* _EXERCISE DETAILS_
Scan the lines below for "JSON"; report the number of lines that contain it, and only that.

◇ ◇ ◇ ◇ ◇

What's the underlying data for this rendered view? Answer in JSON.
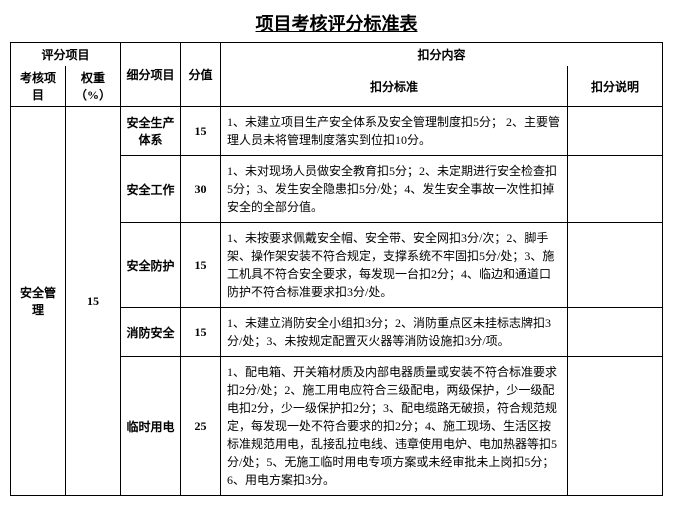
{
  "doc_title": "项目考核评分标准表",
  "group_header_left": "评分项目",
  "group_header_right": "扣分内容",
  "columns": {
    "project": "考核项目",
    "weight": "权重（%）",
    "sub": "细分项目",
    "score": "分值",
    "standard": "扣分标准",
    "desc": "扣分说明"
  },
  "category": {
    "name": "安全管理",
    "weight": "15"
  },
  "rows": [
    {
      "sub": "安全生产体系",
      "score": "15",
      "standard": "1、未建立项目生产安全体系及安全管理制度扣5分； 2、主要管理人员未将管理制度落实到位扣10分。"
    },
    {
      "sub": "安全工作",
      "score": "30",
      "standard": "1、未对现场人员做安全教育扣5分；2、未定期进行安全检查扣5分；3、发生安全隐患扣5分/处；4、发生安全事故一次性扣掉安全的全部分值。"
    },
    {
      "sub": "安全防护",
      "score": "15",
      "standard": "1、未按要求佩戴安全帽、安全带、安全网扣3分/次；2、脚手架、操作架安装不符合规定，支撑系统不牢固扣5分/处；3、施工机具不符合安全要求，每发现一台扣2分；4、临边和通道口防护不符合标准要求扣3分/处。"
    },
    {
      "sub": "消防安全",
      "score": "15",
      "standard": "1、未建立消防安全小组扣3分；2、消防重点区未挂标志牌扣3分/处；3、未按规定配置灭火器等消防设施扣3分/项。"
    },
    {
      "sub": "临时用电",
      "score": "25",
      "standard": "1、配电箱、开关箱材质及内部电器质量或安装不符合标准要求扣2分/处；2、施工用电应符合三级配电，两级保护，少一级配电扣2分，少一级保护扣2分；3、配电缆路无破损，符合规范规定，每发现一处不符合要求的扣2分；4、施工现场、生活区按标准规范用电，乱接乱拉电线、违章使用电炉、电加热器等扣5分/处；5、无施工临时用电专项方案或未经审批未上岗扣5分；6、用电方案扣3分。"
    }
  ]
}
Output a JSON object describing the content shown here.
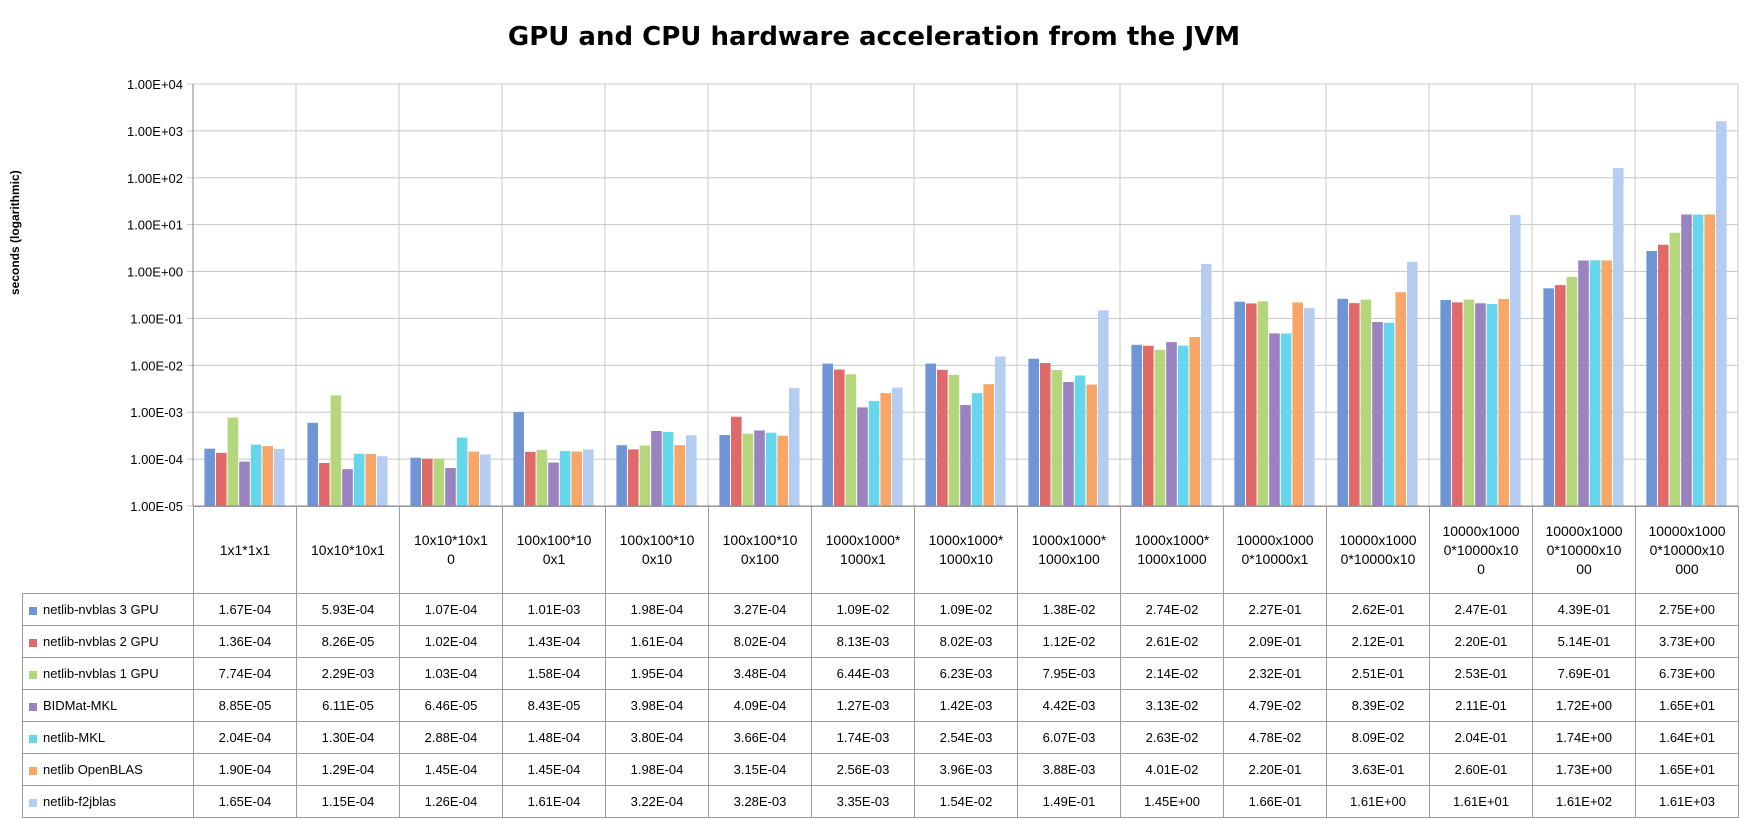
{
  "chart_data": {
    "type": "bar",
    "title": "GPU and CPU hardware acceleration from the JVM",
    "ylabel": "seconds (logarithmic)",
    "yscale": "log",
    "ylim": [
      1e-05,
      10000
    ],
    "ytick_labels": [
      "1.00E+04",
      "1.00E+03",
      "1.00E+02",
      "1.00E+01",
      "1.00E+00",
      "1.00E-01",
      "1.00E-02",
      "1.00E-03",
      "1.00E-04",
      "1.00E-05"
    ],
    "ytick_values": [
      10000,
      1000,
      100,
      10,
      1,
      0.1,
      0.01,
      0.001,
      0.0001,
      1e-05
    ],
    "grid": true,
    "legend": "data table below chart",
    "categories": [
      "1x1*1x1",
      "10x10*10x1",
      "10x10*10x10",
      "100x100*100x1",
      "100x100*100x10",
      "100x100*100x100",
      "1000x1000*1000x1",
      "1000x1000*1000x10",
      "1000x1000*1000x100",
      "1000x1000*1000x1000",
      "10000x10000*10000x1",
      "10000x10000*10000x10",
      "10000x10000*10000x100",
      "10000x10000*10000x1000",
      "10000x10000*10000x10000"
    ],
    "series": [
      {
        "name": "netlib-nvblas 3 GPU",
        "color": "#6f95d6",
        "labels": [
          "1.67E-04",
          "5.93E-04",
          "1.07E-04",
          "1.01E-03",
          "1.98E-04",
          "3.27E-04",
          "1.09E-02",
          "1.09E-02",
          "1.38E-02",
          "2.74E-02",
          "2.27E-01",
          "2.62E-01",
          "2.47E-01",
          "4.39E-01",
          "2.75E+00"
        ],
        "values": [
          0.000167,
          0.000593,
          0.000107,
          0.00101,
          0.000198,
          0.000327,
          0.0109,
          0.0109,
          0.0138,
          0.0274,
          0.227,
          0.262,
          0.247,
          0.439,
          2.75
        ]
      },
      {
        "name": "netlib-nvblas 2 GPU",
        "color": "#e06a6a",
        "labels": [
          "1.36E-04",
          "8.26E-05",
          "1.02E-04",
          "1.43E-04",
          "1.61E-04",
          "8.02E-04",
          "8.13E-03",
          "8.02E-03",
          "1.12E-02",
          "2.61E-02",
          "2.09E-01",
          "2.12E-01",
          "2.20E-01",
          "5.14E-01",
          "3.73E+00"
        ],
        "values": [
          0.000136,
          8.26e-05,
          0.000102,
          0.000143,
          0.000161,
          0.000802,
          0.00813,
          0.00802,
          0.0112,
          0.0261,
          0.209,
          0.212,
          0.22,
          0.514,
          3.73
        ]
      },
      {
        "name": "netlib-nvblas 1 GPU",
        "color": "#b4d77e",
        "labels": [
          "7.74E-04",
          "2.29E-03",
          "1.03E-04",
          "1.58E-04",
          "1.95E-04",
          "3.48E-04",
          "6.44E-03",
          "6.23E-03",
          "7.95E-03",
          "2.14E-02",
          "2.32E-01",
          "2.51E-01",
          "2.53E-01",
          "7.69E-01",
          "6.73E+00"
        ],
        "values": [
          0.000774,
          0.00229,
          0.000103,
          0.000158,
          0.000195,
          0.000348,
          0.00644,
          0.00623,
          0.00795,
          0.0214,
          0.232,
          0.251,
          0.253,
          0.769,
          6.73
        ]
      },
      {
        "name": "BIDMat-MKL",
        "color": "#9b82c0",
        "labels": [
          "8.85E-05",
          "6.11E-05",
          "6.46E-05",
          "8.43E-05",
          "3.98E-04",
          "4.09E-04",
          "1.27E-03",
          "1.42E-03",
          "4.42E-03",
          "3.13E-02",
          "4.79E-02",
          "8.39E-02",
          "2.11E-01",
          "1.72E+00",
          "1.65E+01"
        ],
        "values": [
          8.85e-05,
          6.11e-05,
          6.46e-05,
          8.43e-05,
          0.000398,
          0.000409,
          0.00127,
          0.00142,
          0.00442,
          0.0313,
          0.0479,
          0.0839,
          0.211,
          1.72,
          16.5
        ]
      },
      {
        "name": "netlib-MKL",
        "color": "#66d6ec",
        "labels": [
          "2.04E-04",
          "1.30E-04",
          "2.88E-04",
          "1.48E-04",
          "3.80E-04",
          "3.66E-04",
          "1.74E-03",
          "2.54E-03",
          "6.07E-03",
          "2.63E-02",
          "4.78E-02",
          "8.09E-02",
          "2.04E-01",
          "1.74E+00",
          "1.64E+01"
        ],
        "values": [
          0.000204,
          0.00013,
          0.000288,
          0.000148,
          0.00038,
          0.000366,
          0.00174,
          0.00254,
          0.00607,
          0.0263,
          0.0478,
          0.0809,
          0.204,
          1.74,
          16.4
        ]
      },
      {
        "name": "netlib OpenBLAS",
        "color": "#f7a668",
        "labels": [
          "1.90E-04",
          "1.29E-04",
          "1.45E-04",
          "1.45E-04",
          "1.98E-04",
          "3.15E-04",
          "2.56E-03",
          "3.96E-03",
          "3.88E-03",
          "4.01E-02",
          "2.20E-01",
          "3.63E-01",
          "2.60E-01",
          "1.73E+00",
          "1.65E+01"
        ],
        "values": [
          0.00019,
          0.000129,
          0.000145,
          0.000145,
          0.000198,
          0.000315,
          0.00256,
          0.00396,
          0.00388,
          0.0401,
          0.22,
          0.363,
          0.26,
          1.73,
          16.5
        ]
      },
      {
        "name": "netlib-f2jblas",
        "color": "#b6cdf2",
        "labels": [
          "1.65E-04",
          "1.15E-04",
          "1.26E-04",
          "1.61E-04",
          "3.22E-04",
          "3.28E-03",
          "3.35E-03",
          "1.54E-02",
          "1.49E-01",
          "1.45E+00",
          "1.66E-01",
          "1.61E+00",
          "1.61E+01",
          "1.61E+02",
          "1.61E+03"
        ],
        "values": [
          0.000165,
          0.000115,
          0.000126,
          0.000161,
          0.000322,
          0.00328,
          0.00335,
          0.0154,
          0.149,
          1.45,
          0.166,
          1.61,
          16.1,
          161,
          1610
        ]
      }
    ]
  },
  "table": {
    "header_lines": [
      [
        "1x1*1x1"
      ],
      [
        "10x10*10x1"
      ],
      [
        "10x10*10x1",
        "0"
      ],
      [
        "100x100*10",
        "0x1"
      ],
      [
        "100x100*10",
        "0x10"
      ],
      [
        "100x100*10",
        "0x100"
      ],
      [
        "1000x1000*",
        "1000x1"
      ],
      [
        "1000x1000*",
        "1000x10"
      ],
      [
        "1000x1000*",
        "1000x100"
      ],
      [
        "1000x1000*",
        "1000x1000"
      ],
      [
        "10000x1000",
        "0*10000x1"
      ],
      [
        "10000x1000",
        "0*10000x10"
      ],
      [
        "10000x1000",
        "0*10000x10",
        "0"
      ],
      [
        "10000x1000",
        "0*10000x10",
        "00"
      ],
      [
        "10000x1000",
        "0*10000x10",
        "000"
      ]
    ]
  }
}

◇ ◇ ◇ ◇ ◇

* _RESULT OF THE TASK_
2